┌──

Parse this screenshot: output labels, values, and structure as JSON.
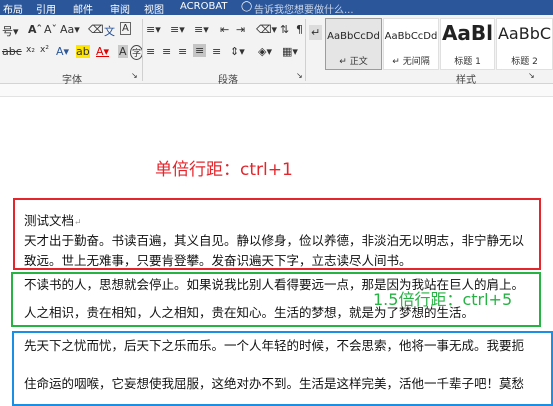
{
  "menu": {
    "items": [
      "布局",
      "引用",
      "邮件",
      "审阅",
      "视图",
      "ACROBAT"
    ],
    "tell_me": "告诉我您想要做什么..."
  },
  "ribbon": {
    "font_size_value": "号",
    "font_group_label": "字体",
    "paragraph_group_label": "段落",
    "styles_group_label": "样式",
    "styles": [
      {
        "preview": "AaBbCcDd",
        "name": "正文",
        "selected": true
      },
      {
        "preview": "AaBbCcDd",
        "name": "无间隔",
        "selected": false
      },
      {
        "preview": "AaBl",
        "name": "标题 1",
        "selected": false
      },
      {
        "preview": "AaBbC",
        "name": "标题 2",
        "selected": false
      }
    ]
  },
  "document": {
    "title_line": "测试文档",
    "lines": [
      "天才出于勤奋。书读百遍，其义自见。静以修身，俭以养德，非淡泊无以明志，非宁静无以",
      "致远。世上无难事，只要肯登攀。发奋识遍天下字，立志读尽人间书。",
      "不读书的人，思想就会停止。如果说我比别人看得要远一点，那是因为我站在巨人的肩上。",
      "人之相识，贵在相知，人之相知，贵在知心。生活的梦想，就是为了梦想的生活。",
      "先天下之忧而忧，后天下之乐而乐。一个人年轻的时候，不会思索，他将一事无成。我要扼",
      "住命运的咽喉，它妄想使我屈服，这绝对办不到。生活是这样完美，活他一千辈子吧！莫愁"
    ]
  },
  "annotations": {
    "single_spacing": "单倍行距：ctrl+1",
    "one_half_spacing": "1.5倍行距：ctrl+5"
  },
  "colors": {
    "menu_bg": "#2b579a",
    "red": "#e3262c",
    "green": "#27b244",
    "blue": "#1a8fe3"
  }
}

└──

#### YOUR OBJECTIVE:
All of the data above should be quoted exactly, except for the pictures.

#### FULL ANSWER:
Parse this screenshot: output labels, values, and structure as JSON.
{
  "menu": {
    "items": [
      "布局",
      "引用",
      "邮件",
      "审阅",
      "视图",
      "ACROBAT"
    ],
    "tell_me": "告诉我您想要做什么..."
  },
  "ribbon": {
    "font_size_value": "号",
    "font_group_label": "字体",
    "paragraph_group_label": "段落",
    "styles_group_label": "样式",
    "styles": [
      {
        "preview": "AaBbCcDd",
        "name": "正文",
        "selected": true
      },
      {
        "preview": "AaBbCcDd",
        "name": "无间隔",
        "selected": false
      },
      {
        "preview": "AaBl",
        "name": "标题 1",
        "selected": false
      },
      {
        "preview": "AaBbC",
        "name": "标题 2",
        "selected": false
      }
    ]
  },
  "document": {
    "title_line": "测试文档",
    "lines": [
      "天才出于勤奋。书读百遍，其义自见。静以修身，俭以养德，非淡泊无以明志，非宁静无以",
      "致远。世上无难事，只要肯登攀。发奋识遍天下字，立志读尽人间书。",
      "不读书的人，思想就会停止。如果说我比别人看得要远一点，那是因为我站在巨人的肩上。",
      "人之相识，贵在相知，人之相知，贵在知心。生活的梦想，就是为了梦想的生活。",
      "先天下之忧而忧，后天下之乐而乐。一个人年轻的时候，不会思索，他将一事无成。我要扼",
      "住命运的咽喉，它妄想使我屈服，这绝对办不到。生活是这样完美，活他一千辈子吧！莫愁"
    ]
  },
  "annotations": {
    "single_spacing": "单倍行距：ctrl+1",
    "one_half_spacing": "1.5倍行距：ctrl+5"
  },
  "colors": {
    "menu_bg": "#2b579a",
    "red": "#e3262c",
    "green": "#27b244",
    "blue": "#1a8fe3"
  }
}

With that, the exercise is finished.